# WHAT YOU SHOULD DO:
From the records below, copy every line that contains the word "Shewhart".

# Saved entries:
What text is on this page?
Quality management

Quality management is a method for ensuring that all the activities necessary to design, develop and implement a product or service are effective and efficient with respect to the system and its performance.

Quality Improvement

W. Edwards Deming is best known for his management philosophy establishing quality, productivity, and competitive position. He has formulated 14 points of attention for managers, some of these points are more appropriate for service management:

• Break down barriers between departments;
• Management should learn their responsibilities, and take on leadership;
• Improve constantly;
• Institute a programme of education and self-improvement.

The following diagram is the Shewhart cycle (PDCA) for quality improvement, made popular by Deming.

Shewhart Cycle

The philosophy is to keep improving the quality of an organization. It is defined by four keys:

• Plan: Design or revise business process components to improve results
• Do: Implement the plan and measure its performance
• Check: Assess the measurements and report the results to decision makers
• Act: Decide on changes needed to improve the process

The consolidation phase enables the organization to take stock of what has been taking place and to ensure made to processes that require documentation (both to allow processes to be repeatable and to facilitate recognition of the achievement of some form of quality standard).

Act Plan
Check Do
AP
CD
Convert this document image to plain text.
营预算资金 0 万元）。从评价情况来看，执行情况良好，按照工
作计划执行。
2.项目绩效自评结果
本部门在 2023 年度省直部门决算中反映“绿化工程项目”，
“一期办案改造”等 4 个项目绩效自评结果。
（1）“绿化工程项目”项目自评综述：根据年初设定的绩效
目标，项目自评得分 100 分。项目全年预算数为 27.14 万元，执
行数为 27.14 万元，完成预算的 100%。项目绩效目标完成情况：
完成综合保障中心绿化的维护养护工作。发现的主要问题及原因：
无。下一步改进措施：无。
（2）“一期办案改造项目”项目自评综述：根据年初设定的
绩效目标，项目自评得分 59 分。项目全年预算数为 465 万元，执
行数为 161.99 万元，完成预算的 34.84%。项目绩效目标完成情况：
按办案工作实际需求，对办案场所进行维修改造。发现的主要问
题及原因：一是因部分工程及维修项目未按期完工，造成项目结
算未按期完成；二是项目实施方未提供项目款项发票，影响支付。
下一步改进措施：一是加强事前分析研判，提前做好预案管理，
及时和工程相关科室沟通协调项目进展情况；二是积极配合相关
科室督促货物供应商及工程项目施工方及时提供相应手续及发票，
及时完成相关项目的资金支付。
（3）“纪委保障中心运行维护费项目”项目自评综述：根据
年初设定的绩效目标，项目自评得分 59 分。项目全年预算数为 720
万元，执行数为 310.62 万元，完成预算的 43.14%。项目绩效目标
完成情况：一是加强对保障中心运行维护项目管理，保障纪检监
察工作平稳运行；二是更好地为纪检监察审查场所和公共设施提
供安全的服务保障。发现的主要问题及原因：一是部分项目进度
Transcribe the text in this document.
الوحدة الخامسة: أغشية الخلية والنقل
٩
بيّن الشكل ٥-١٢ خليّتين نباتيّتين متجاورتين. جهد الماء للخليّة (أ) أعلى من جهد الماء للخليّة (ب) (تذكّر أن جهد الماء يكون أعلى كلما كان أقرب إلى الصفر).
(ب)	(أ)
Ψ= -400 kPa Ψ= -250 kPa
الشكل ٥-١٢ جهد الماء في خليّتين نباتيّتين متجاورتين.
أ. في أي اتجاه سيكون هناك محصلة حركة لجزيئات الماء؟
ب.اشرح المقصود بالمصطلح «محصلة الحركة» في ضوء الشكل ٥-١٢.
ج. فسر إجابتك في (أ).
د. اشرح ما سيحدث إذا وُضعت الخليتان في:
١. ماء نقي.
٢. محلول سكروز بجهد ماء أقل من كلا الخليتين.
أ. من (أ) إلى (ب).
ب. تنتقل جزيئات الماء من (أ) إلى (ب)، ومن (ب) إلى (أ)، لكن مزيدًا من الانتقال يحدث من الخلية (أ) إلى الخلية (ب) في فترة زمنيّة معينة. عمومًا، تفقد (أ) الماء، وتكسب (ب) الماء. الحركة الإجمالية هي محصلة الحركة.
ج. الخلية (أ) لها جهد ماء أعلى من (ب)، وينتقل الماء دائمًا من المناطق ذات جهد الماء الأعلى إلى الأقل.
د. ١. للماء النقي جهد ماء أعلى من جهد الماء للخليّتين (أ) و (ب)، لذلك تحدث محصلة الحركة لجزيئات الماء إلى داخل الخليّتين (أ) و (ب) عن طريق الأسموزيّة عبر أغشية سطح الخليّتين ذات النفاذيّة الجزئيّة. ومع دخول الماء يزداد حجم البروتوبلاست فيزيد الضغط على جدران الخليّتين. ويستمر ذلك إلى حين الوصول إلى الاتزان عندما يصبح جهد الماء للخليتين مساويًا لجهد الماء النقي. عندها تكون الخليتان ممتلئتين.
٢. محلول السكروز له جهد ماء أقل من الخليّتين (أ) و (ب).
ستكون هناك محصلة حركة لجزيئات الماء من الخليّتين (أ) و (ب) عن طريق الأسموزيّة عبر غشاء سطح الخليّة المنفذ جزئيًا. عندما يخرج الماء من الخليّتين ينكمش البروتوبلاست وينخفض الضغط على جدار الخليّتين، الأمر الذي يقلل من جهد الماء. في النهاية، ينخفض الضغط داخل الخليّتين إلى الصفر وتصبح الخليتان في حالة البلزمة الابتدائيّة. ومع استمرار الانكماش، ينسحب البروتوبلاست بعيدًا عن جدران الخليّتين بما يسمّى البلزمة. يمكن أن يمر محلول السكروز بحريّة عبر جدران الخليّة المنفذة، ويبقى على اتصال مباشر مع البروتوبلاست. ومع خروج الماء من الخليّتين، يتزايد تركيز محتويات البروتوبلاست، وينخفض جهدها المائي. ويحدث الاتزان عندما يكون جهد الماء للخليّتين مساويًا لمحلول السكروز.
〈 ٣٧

# SOLUTION TO THIS EXERCISE:
The following diagram is the Shewhart cycle (PDCA) for quality improvement, made popular by Deming.
Shewhart Cycle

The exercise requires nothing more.